What the task requires: Skip the pictures. Repeat everything else in the records word for word.

## Start

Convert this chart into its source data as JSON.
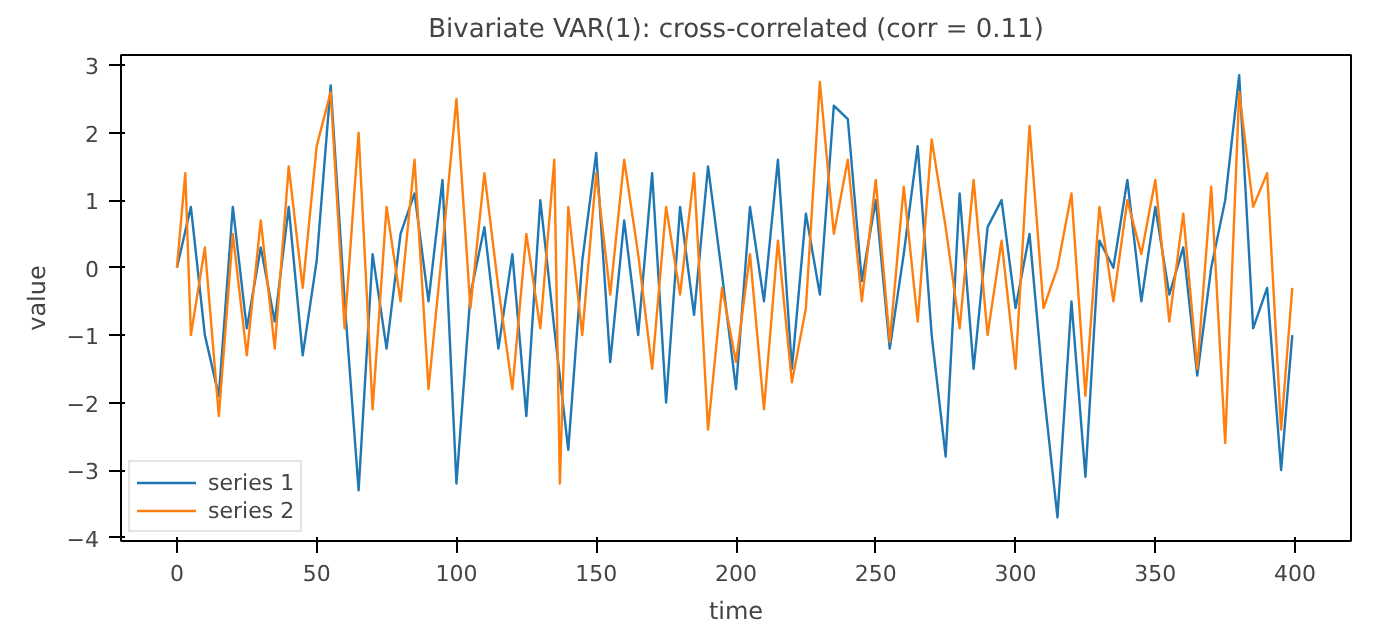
{
  "chart_data": {
    "type": "line",
    "title": "Bivariate VAR(1): cross-correlated (corr = 0.11)",
    "xlabel": "time",
    "ylabel": "value",
    "xlim": [
      -20,
      420
    ],
    "ylim": [
      -4.05,
      3.15
    ],
    "xticks": [
      0,
      50,
      100,
      150,
      200,
      250,
      300,
      350,
      400
    ],
    "yticks": [
      -4,
      -3,
      -2,
      -1,
      0,
      1,
      2,
      3
    ],
    "grid": false,
    "legend": "bottom left",
    "series": [
      {
        "name": "series 1",
        "color": "#1f77b4",
        "x": [
          0,
          5,
          10,
          15,
          20,
          25,
          30,
          35,
          40,
          45,
          50,
          55,
          60,
          65,
          70,
          75,
          80,
          85,
          90,
          95,
          100,
          105,
          110,
          115,
          120,
          125,
          130,
          135,
          140,
          145,
          150,
          155,
          160,
          165,
          170,
          175,
          180,
          185,
          190,
          195,
          200,
          205,
          210,
          215,
          220,
          225,
          230,
          235,
          240,
          245,
          250,
          255,
          260,
          265,
          270,
          275,
          280,
          285,
          290,
          295,
          300,
          305,
          310,
          315,
          320,
          325,
          330,
          335,
          340,
          345,
          350,
          355,
          360,
          365,
          370,
          375,
          380,
          385,
          390,
          395,
          399
        ],
        "values": [
          0,
          0.9,
          -1.0,
          -1.9,
          0.9,
          -0.9,
          0.3,
          -0.8,
          0.9,
          -1.3,
          0.1,
          2.7,
          -0.5,
          -3.3,
          0.2,
          -1.2,
          0.5,
          1.1,
          -0.5,
          1.3,
          -3.2,
          -0.4,
          0.6,
          -1.2,
          0.2,
          -2.2,
          1.0,
          -0.9,
          -2.7,
          0.1,
          1.7,
          -1.4,
          0.7,
          -1.0,
          1.4,
          -2.0,
          0.9,
          -0.7,
          1.5,
          -0.1,
          -1.8,
          0.9,
          -0.5,
          1.6,
          -1.5,
          0.8,
          -0.4,
          2.4,
          2.2,
          -0.2,
          1.0,
          -1.2,
          0.2,
          1.8,
          -1.0,
          -2.8,
          1.1,
          -1.5,
          0.6,
          1.0,
          -0.6,
          0.5,
          -1.8,
          -3.7,
          -0.5,
          -3.1,
          0.4,
          0.0,
          1.3,
          -0.5,
          0.9,
          -0.4,
          0.3,
          -1.6,
          0.0,
          1.0,
          2.85,
          -0.9,
          -0.3,
          -3.0,
          -1.0
        ]
      },
      {
        "name": "series 2",
        "color": "#ff7f0e",
        "x": [
          0,
          3,
          5,
          10,
          15,
          20,
          25,
          30,
          35,
          40,
          45,
          50,
          55,
          60,
          65,
          70,
          75,
          80,
          85,
          90,
          95,
          100,
          105,
          110,
          115,
          120,
          125,
          130,
          135,
          137,
          140,
          145,
          150,
          155,
          160,
          165,
          170,
          175,
          180,
          185,
          190,
          195,
          200,
          205,
          210,
          215,
          220,
          225,
          230,
          235,
          240,
          245,
          250,
          255,
          260,
          265,
          270,
          275,
          280,
          285,
          290,
          295,
          300,
          305,
          310,
          315,
          320,
          325,
          330,
          335,
          340,
          345,
          350,
          355,
          360,
          365,
          370,
          375,
          380,
          385,
          390,
          395,
          399
        ],
        "values": [
          0,
          1.4,
          -1.0,
          0.3,
          -2.2,
          0.5,
          -1.3,
          0.7,
          -1.2,
          1.5,
          -0.3,
          1.8,
          2.6,
          -0.9,
          2.0,
          -2.1,
          0.9,
          -0.5,
          1.6,
          -1.8,
          0.3,
          2.5,
          -0.6,
          1.4,
          -0.3,
          -1.8,
          0.5,
          -0.9,
          1.6,
          -3.2,
          0.9,
          -1.0,
          1.4,
          -0.4,
          1.6,
          0.2,
          -1.5,
          0.9,
          -0.4,
          1.4,
          -2.4,
          -0.3,
          -1.4,
          0.2,
          -2.1,
          0.4,
          -1.7,
          -0.6,
          2.75,
          0.5,
          1.6,
          -0.5,
          1.3,
          -1.1,
          1.2,
          -0.8,
          1.9,
          0.6,
          -0.9,
          1.3,
          -1.0,
          0.4,
          -1.5,
          2.1,
          -0.6,
          0.0,
          1.1,
          -1.9,
          0.9,
          -0.5,
          1.0,
          0.2,
          1.3,
          -0.8,
          0.8,
          -1.5,
          1.2,
          -2.6,
          2.6,
          0.9,
          1.4,
          -2.4,
          -0.3
        ]
      }
    ]
  }
}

## End

Reply:
Convert this chart into its source data as JSON.
{
  "chart_data": {
    "type": "line",
    "title": "Bivariate VAR(1): cross-correlated (corr = 0.11)",
    "xlabel": "time",
    "ylabel": "value",
    "xlim": [
      -20,
      420
    ],
    "ylim": [
      -4.05,
      3.15
    ],
    "xticks": [
      0,
      50,
      100,
      150,
      200,
      250,
      300,
      350,
      400
    ],
    "yticks": [
      -4,
      -3,
      -2,
      -1,
      0,
      1,
      2,
      3
    ],
    "grid": false,
    "legend": "bottom left",
    "series": [
      {
        "name": "series 1",
        "color": "#1f77b4",
        "x": [
          0,
          5,
          10,
          15,
          20,
          25,
          30,
          35,
          40,
          45,
          50,
          55,
          60,
          65,
          70,
          75,
          80,
          85,
          90,
          95,
          100,
          105,
          110,
          115,
          120,
          125,
          130,
          135,
          140,
          145,
          150,
          155,
          160,
          165,
          170,
          175,
          180,
          185,
          190,
          195,
          200,
          205,
          210,
          215,
          220,
          225,
          230,
          235,
          240,
          245,
          250,
          255,
          260,
          265,
          270,
          275,
          280,
          285,
          290,
          295,
          300,
          305,
          310,
          315,
          320,
          325,
          330,
          335,
          340,
          345,
          350,
          355,
          360,
          365,
          370,
          375,
          380,
          385,
          390,
          395,
          399
        ],
        "values": [
          0,
          0.9,
          -1.0,
          -1.9,
          0.9,
          -0.9,
          0.3,
          -0.8,
          0.9,
          -1.3,
          0.1,
          2.7,
          -0.5,
          -3.3,
          0.2,
          -1.2,
          0.5,
          1.1,
          -0.5,
          1.3,
          -3.2,
          -0.4,
          0.6,
          -1.2,
          0.2,
          -2.2,
          1.0,
          -0.9,
          -2.7,
          0.1,
          1.7,
          -1.4,
          0.7,
          -1.0,
          1.4,
          -2.0,
          0.9,
          -0.7,
          1.5,
          -0.1,
          -1.8,
          0.9,
          -0.5,
          1.6,
          -1.5,
          0.8,
          -0.4,
          2.4,
          2.2,
          -0.2,
          1.0,
          -1.2,
          0.2,
          1.8,
          -1.0,
          -2.8,
          1.1,
          -1.5,
          0.6,
          1.0,
          -0.6,
          0.5,
          -1.8,
          -3.7,
          -0.5,
          -3.1,
          0.4,
          0.0,
          1.3,
          -0.5,
          0.9,
          -0.4,
          0.3,
          -1.6,
          0.0,
          1.0,
          2.85,
          -0.9,
          -0.3,
          -3.0,
          -1.0
        ]
      },
      {
        "name": "series 2",
        "color": "#ff7f0e",
        "x": [
          0,
          3,
          5,
          10,
          15,
          20,
          25,
          30,
          35,
          40,
          45,
          50,
          55,
          60,
          65,
          70,
          75,
          80,
          85,
          90,
          95,
          100,
          105,
          110,
          115,
          120,
          125,
          130,
          135,
          137,
          140,
          145,
          150,
          155,
          160,
          165,
          170,
          175,
          180,
          185,
          190,
          195,
          200,
          205,
          210,
          215,
          220,
          225,
          230,
          235,
          240,
          245,
          250,
          255,
          260,
          265,
          270,
          275,
          280,
          285,
          290,
          295,
          300,
          305,
          310,
          315,
          320,
          325,
          330,
          335,
          340,
          345,
          350,
          355,
          360,
          365,
          370,
          375,
          380,
          385,
          390,
          395,
          399
        ],
        "values": [
          0,
          1.4,
          -1.0,
          0.3,
          -2.2,
          0.5,
          -1.3,
          0.7,
          -1.2,
          1.5,
          -0.3,
          1.8,
          2.6,
          -0.9,
          2.0,
          -2.1,
          0.9,
          -0.5,
          1.6,
          -1.8,
          0.3,
          2.5,
          -0.6,
          1.4,
          -0.3,
          -1.8,
          0.5,
          -0.9,
          1.6,
          -3.2,
          0.9,
          -1.0,
          1.4,
          -0.4,
          1.6,
          0.2,
          -1.5,
          0.9,
          -0.4,
          1.4,
          -2.4,
          -0.3,
          -1.4,
          0.2,
          -2.1,
          0.4,
          -1.7,
          -0.6,
          2.75,
          0.5,
          1.6,
          -0.5,
          1.3,
          -1.1,
          1.2,
          -0.8,
          1.9,
          0.6,
          -0.9,
          1.3,
          -1.0,
          0.4,
          -1.5,
          2.1,
          -0.6,
          0.0,
          1.1,
          -1.9,
          0.9,
          -0.5,
          1.0,
          0.2,
          1.3,
          -0.8,
          0.8,
          -1.5,
          1.2,
          -2.6,
          2.6,
          0.9,
          1.4,
          -2.4,
          -0.3
        ]
      }
    ]
  }
}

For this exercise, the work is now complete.